Per favore, restituisci per intero l'articolo sulle minacce ai soccorritori a Napoli, senza cambiare nemmeno un carattere.
== Estratto selezionato ==
Il padre si sente male, il figlio, infermiere, chiama i soccorsi e poi punta un fucile contro: “Lo portate dove dico io”
Minacce ai soccorritori durante un’emergenza a Napoli
Momenti di forte tensione si sono registrati nella tarda serata di giovedì 31 luglio a Napoli, nei pressi del Centro Direzionale. Un uomo di 70 anni ha accusato un malore mentre si trovava all’interno di un autolavaggio in via Taddeo da Sessa. Sul posto è arrivata un’ambulanza del 118 per prestare soccorso, ma l’intervento è stato improvvisamente ostacolato da un episodio inatteso.
Secondo le ricostruzioni, il figlio dell’uomo, un 45enne, avrebbe estratto un fucile e lo avrebbe puntato contro i sanitari intimando loro: “Adesso lo portate dove dico io”. L’uomo pretendeva che il padre venisse trasferito al secondo Policlinico di Napoli, l’ospedale Federico II, invece di seguire le procedure standard di emergenza.
===
== Informazioni ==
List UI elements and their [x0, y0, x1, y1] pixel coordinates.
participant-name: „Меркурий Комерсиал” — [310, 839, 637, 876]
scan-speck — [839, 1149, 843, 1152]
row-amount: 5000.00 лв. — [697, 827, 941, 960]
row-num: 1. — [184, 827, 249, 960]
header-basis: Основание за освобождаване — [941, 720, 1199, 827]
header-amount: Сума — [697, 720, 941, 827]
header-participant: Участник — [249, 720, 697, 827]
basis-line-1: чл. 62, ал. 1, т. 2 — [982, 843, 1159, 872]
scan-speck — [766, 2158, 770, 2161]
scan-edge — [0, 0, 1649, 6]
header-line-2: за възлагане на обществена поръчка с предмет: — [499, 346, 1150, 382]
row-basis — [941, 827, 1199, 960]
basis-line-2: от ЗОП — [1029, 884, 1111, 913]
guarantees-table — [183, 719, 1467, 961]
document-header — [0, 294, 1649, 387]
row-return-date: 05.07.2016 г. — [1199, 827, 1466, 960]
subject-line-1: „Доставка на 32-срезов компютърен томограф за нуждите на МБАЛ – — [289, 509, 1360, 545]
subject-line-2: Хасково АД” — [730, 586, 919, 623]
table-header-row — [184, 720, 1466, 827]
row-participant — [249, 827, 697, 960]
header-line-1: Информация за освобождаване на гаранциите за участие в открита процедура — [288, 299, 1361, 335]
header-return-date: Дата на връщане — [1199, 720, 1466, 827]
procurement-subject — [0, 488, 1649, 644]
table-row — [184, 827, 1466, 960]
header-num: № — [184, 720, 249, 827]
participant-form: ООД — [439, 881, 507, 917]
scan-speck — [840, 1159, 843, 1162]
===
• [Risultato dell'esercizio]
Il padre si sente male, il figlio, infermiere, chiama i soccorsi e poi punta un fucile contro: “Lo portate dove dico io”
Minacce ai soccorritori durante un’emergenza a Napoli
Momenti di forte tensione si sono registrati nella tarda serata di giovedì 31 luglio a Napoli, nei pressi del Centro Direzionale. Un uomo di 70 anni ha accusato un malore mentre si trovava all’interno di un autolavaggio in via Taddeo da Sessa. Sul posto è arrivata un’ambulanza del 118 per prestare soccorso, ma l’intervento è stato improvvisamente ostacolato da un episodio inatteso.
Secondo le ricostruzioni, il figlio dell’uomo, un 45enne, avrebbe estratto un fucile e lo avrebbe puntato contro i sanitari intimando loro: “Adesso lo portate dove dico io”. L’uomo pretendeva che il padre venisse trasferito al secondo Policlinico di Napoli, l’ospedale Federico II, invece di seguire le procedure standard di emergenza.